━━━ Material provided
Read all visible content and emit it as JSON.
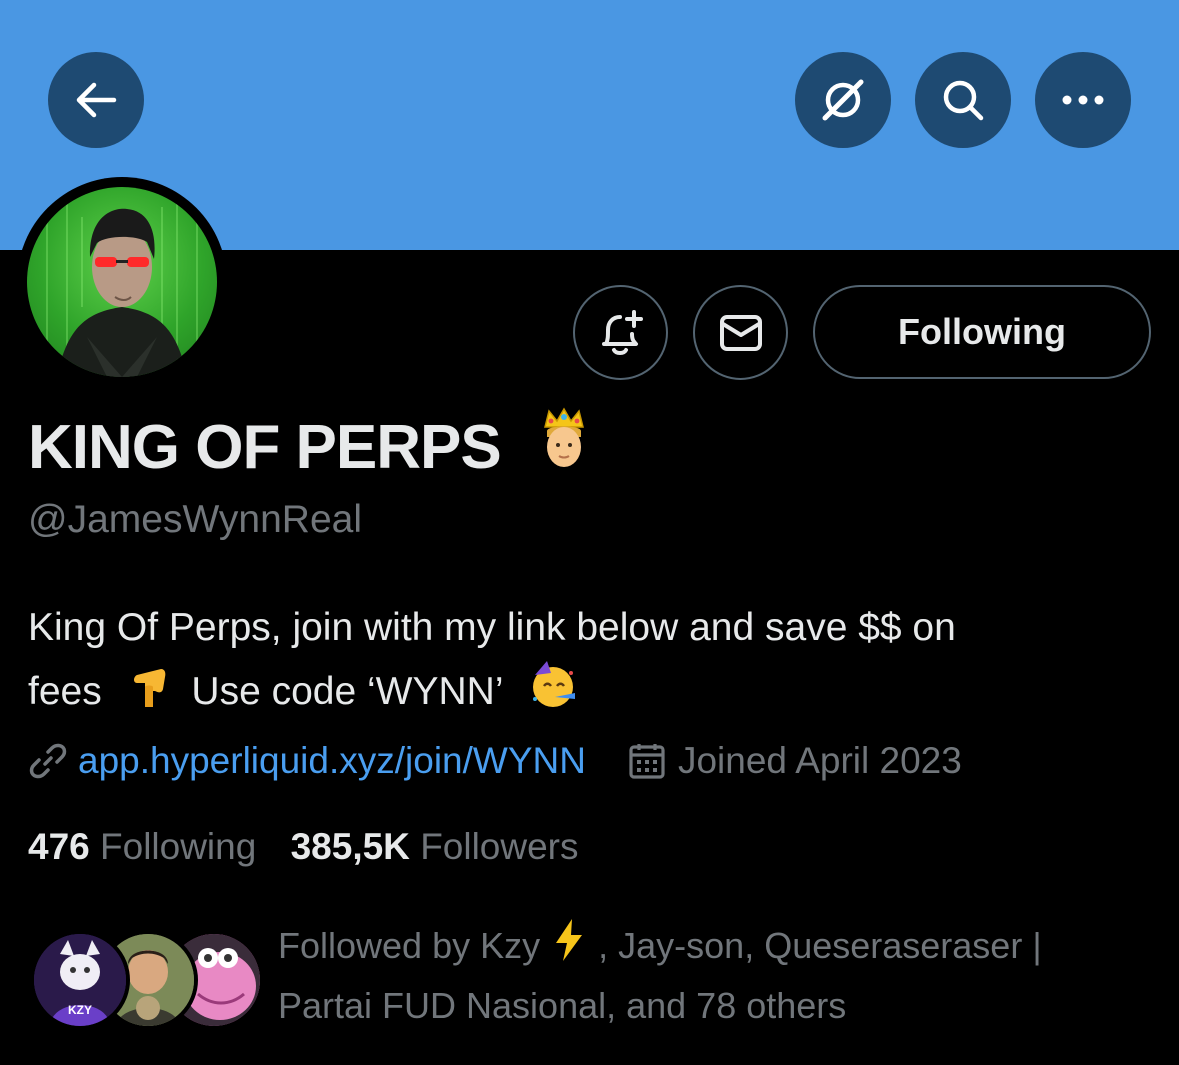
{
  "header": {
    "back_icon": "arrow-left-icon",
    "grok_icon": "grok-icon",
    "search_icon": "search-icon",
    "more_icon": "more-dots-icon",
    "banner_color": "#4a97e3"
  },
  "actions": {
    "notify_icon": "bell-plus-icon",
    "message_icon": "envelope-icon",
    "following_label": "Following"
  },
  "profile": {
    "display_name": "KING OF PERPS",
    "name_emoji": "crown-person-emoji",
    "handle": "@JamesWynnReal",
    "bio_line1": "King Of Perps, join with my link below and save $$ on",
    "bio_line2_a": "fees",
    "bio_line2_b": "Use code ‘WYNN’",
    "website": "app.hyperliquid.xyz/join/WYNN",
    "joined": "Joined April 2023",
    "link_color": "#4a9ef0"
  },
  "stats": {
    "following_count": "476",
    "following_label": "Following",
    "followers_count": "385,5K",
    "followers_label": "Followers"
  },
  "followed_by": {
    "text_a": "Followed by Kzy",
    "text_b": ", Jay-son, Queseraseraser |",
    "text_c": "Partai FUD Nasional, and 78 others",
    "avatar1_label": "KZY"
  }
}
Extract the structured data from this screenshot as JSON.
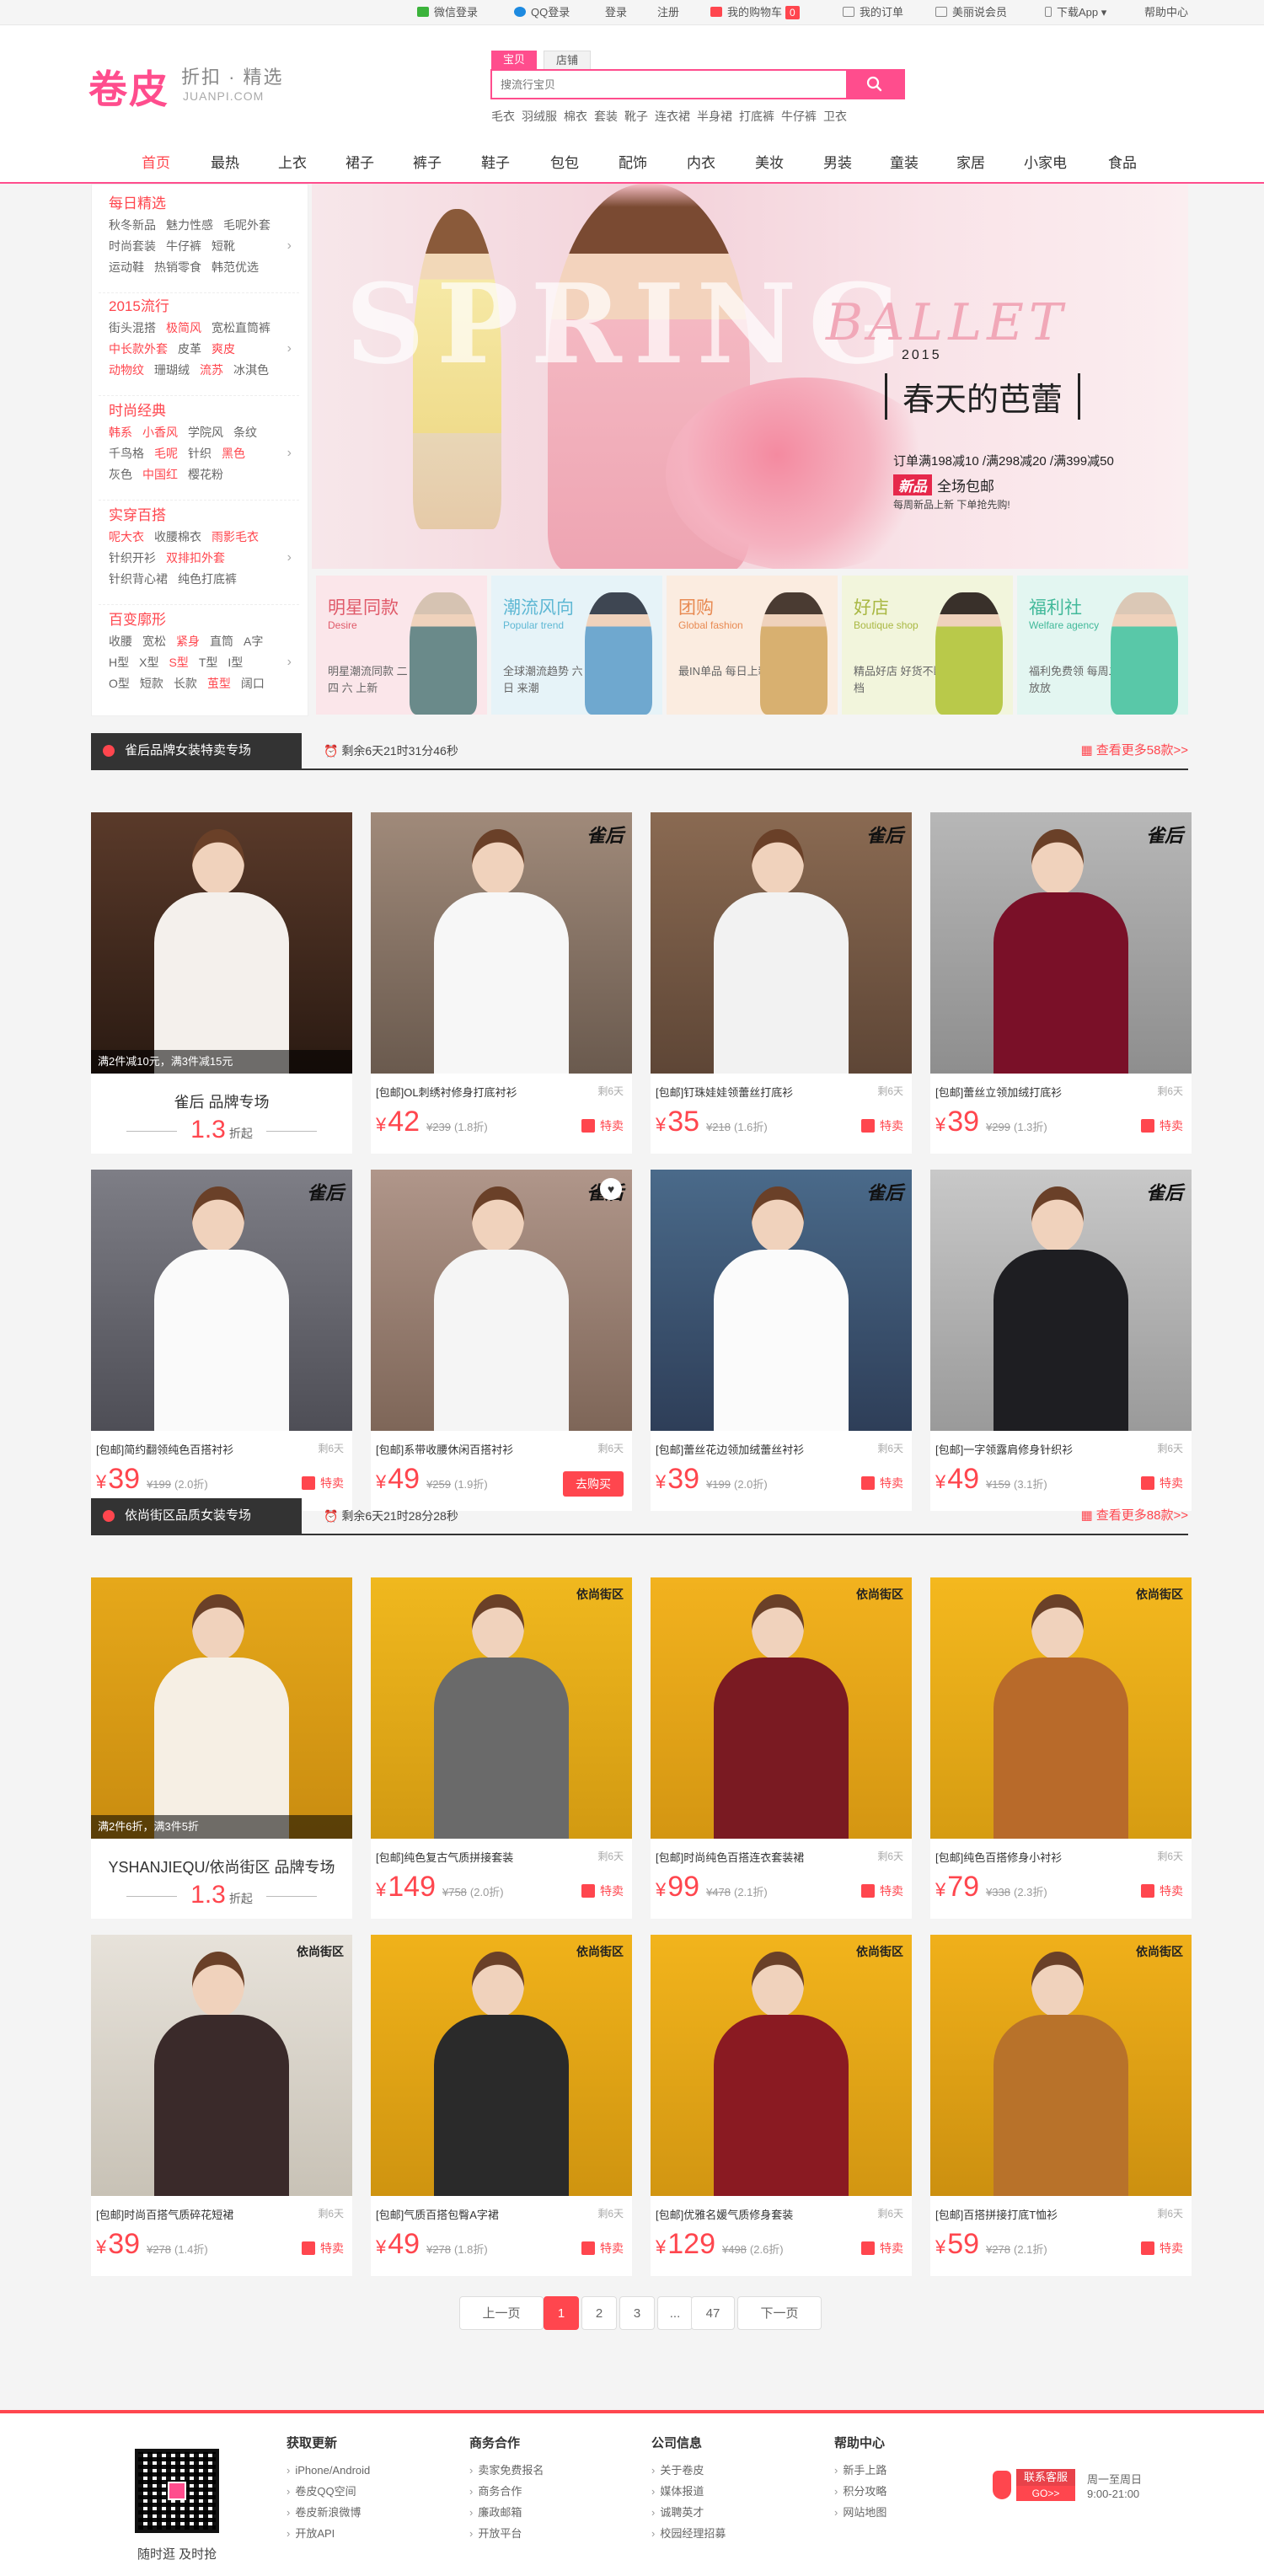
━━━━━━
Given task => Each line above is to be copied verbatim. Drop any image from the copy.

Correct response =>
Read all visible content and emit it as JSON.
{
  "header": {
    "back_icon": "arrow-left-icon",
    "grok_icon": "grok-icon",
    "search_icon": "search-icon",
    "more_icon": "more-dots-icon",
    "banner_color": "#4a97e3"
  },
  "actions": {
    "notify_icon": "bell-plus-icon",
    "message_icon": "envelope-icon",
    "following_label": "Following"
  },
  "profile": {
    "display_name": "KING OF PERPS",
    "name_emoji": "crown-person-emoji",
    "handle": "@JamesWynnReal",
    "bio_line1": "King Of Perps, join with my link below and save $$ on",
    "bio_line2_a": "fees",
    "bio_line2_b": "Use code ‘WYNN’",
    "website": "app.hyperliquid.xyz/join/WYNN",
    "joined": "Joined April 2023",
    "link_color": "#4a9ef0"
  },
  "stats": {
    "following_count": "476",
    "following_label": "Following",
    "followers_count": "385,5K",
    "followers_label": "Followers"
  },
  "followed_by": {
    "text_a": "Followed by Kzy",
    "text_b": ", Jay-son, Queseraseraser |",
    "text_c": "Partai FUD Nasional, and 78 others",
    "avatar1_label": "KZY"
  }
}
Extract the structured data from this screenshot as JSON.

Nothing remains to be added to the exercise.